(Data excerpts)
· · ·

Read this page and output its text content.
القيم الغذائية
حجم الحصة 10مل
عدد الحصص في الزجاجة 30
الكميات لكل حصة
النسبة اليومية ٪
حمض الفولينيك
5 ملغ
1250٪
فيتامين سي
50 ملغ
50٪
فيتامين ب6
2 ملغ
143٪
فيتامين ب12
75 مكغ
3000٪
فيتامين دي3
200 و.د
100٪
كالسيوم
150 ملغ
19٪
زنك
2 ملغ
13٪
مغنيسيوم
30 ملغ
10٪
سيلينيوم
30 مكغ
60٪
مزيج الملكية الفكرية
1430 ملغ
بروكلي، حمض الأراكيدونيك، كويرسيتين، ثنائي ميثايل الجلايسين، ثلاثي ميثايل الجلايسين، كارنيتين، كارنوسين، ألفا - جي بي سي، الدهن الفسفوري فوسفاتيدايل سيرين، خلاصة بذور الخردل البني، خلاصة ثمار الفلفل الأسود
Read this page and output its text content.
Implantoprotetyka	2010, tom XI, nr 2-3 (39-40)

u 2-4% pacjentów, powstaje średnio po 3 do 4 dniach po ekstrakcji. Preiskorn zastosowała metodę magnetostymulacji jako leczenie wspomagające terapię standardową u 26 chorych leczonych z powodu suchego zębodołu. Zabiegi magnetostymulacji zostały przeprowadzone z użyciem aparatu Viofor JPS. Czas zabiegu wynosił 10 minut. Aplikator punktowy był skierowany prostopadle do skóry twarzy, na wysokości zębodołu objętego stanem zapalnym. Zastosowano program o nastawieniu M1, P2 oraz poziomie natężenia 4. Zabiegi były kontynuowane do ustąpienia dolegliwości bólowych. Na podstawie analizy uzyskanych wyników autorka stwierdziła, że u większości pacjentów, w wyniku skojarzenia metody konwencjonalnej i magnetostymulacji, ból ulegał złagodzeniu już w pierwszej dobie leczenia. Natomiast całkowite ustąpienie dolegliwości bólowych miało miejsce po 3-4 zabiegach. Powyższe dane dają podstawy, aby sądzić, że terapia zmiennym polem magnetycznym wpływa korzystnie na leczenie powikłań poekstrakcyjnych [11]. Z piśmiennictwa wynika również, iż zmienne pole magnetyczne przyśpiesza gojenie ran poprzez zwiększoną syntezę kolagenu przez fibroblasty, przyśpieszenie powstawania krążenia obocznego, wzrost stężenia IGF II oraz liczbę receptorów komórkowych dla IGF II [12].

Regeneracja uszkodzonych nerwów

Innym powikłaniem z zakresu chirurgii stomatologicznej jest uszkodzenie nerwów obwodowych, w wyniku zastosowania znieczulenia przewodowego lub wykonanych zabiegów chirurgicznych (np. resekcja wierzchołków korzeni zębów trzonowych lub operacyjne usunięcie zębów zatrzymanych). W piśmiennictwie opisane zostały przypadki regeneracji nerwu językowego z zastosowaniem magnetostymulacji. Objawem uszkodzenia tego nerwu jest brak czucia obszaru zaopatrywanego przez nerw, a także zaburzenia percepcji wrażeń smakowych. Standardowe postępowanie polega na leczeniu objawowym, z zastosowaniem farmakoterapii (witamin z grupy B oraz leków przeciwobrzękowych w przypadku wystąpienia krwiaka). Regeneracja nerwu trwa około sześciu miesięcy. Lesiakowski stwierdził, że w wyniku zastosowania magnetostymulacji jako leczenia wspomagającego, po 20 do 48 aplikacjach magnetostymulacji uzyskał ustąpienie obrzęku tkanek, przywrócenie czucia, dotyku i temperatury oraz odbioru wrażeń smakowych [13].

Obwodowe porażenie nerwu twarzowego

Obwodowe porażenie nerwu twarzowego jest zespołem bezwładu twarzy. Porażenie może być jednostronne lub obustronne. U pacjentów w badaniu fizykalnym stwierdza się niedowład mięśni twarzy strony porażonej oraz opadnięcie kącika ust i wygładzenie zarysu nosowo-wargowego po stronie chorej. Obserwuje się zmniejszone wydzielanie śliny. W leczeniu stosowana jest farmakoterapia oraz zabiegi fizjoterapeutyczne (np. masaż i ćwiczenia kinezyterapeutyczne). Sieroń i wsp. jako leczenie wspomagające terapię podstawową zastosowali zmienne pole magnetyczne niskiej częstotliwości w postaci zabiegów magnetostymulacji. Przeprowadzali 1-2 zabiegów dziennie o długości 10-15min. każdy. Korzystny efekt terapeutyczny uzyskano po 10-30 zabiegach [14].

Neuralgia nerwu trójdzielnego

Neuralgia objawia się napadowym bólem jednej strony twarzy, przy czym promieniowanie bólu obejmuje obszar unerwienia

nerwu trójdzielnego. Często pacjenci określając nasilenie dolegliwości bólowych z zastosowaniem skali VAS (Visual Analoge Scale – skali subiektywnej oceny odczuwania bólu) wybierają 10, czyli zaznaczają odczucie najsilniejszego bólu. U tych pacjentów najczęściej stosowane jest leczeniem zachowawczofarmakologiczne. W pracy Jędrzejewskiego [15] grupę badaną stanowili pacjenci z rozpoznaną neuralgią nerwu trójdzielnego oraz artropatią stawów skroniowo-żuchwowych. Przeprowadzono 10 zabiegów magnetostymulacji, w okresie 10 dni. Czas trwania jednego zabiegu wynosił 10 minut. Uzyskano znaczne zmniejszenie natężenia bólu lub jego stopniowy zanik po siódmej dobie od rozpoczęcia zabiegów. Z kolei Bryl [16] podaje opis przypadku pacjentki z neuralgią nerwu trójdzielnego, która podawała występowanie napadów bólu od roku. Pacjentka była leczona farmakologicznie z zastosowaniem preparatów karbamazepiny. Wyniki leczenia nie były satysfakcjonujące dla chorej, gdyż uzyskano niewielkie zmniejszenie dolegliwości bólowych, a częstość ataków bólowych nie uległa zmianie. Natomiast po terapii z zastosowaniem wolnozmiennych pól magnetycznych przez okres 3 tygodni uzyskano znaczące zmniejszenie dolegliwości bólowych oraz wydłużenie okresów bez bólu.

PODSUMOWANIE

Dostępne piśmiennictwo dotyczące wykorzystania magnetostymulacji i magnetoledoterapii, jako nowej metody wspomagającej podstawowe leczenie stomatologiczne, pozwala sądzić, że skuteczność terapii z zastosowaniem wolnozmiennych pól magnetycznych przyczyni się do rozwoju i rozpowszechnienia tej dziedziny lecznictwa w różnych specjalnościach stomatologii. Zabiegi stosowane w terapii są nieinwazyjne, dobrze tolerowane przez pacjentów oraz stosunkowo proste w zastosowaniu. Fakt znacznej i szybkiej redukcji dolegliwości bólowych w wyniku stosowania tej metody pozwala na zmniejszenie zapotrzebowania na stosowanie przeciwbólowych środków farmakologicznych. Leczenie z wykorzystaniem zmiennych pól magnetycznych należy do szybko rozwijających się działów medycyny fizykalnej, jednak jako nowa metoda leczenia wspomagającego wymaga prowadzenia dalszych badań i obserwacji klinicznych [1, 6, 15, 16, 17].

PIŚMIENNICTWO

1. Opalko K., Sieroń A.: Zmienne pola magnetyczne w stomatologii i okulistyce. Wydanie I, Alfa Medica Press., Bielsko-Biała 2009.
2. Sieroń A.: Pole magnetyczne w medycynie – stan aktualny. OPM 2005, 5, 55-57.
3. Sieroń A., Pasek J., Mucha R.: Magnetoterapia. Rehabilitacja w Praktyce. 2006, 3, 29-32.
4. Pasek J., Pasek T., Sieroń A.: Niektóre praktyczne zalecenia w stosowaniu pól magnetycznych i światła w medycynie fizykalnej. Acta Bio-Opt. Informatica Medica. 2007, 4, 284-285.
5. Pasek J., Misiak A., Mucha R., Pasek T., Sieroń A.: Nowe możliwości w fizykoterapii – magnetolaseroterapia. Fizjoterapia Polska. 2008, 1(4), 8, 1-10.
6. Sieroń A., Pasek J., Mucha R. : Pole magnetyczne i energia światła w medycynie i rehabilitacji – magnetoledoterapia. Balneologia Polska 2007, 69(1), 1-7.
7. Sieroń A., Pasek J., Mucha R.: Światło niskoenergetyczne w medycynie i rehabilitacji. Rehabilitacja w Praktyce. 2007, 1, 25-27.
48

· · ·

▶ Instructions for the task
Gather from the data above every line with the string "فيتامين".

▶ Final result
فيتامين سي
فيتامين ب6
فيتامين ب12
فيتامين دي3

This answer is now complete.